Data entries

• • • • •

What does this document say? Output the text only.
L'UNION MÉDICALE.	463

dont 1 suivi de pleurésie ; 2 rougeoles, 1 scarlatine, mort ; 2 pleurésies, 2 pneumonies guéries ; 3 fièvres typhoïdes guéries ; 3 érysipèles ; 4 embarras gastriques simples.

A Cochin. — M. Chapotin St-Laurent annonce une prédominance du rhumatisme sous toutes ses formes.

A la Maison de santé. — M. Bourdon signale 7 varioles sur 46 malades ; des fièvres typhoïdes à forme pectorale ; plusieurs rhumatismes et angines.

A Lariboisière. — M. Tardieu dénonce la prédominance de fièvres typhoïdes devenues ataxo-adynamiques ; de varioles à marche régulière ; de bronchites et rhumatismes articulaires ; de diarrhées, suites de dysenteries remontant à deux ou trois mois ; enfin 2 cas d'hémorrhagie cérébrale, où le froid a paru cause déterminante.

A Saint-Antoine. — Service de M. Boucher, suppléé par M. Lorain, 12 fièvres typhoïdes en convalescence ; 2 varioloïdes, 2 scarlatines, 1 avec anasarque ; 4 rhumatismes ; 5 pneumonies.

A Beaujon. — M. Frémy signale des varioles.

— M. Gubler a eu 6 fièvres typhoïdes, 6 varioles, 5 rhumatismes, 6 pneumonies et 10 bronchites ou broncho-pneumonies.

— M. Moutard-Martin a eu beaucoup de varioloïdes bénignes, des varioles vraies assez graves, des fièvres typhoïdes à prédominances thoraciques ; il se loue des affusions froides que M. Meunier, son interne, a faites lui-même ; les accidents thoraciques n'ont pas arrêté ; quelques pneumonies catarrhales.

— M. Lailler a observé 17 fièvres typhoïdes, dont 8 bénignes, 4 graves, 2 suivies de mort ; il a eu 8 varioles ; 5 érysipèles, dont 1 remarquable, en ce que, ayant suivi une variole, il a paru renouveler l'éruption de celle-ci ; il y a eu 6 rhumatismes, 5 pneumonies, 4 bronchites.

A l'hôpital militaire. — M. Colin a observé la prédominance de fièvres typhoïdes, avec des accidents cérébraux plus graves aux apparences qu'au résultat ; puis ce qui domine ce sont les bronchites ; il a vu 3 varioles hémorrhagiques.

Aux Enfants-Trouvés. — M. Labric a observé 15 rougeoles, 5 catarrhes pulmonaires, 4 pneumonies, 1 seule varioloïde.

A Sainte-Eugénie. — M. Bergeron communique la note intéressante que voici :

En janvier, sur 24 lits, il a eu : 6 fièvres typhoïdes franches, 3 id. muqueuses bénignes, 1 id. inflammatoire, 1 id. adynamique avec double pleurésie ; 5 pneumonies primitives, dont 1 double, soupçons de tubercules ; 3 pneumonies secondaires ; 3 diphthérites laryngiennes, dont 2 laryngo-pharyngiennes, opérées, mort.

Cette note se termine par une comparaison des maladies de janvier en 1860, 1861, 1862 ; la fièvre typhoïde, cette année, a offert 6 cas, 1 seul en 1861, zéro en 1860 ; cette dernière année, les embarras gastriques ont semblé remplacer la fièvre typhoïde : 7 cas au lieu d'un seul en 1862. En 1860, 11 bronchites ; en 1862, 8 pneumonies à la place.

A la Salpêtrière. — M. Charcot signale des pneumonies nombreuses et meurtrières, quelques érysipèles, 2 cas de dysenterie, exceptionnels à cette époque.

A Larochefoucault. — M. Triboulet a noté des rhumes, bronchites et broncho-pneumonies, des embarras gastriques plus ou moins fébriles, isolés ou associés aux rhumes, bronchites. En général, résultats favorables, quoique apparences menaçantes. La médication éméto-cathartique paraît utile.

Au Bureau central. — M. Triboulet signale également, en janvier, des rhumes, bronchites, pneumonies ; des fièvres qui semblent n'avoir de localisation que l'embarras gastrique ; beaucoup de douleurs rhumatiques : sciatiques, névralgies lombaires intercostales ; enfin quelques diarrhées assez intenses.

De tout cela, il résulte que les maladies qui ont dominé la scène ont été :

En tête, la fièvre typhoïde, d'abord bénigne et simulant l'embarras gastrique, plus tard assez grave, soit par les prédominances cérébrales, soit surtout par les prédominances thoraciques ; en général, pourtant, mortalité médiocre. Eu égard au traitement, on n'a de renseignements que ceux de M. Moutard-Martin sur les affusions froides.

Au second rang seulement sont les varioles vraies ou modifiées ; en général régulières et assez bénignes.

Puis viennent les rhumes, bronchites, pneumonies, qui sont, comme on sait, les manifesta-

• • • • •

■ TASK STATEMENT
Search the records above for "rhumatismes". Copy each line where it is found.

■ RESULT
A la Maison de santé. — M. Bourdon signale 7 varioles sur 46 malades ; des fièvres typhoïdes à forme pectorale ; plusieurs rhumatismes et angines.
A Lariboisière. — M. Tardieu dénonce la prédominance de fièvres typhoïdes devenues ataxo-adynamiques ; de varioles à marche régulière ; de bronchites et rhumatismes articulaires ; de diarrhées, suites de dysenteries remontant à deux ou trois mois ; enfin 2 cas d'hémorrhagie cérébrale, où le froid a paru cause déterminante.
A Saint-Antoine. — Service de M. Boucher, suppléé par M. Lorain, 12 fièvres typhoïdes en convalescence ; 2 varioloïdes, 2 scarlatines, 1 avec anasarque ; 4 rhumatismes ; 5 pneumonies.
— M. Gubler a eu 6 fièvres typhoïdes, 6 varioles, 5 rhumatismes, 6 pneumonies et 10 bronchites ou broncho-pneumonies.
— M. Lailler a observé 17 fièvres typhoïdes, dont 8 bénignes, 4 graves, 2 suivies de mort ; il a eu 8 varioles ; 5 érysipèles, dont 1 remarquable, en ce que, ayant suivi une variole, il a paru renouveler l'éruption de celle-ci ; il y a eu 6 rhumatismes, 5 pneumonies, 4 bronchites.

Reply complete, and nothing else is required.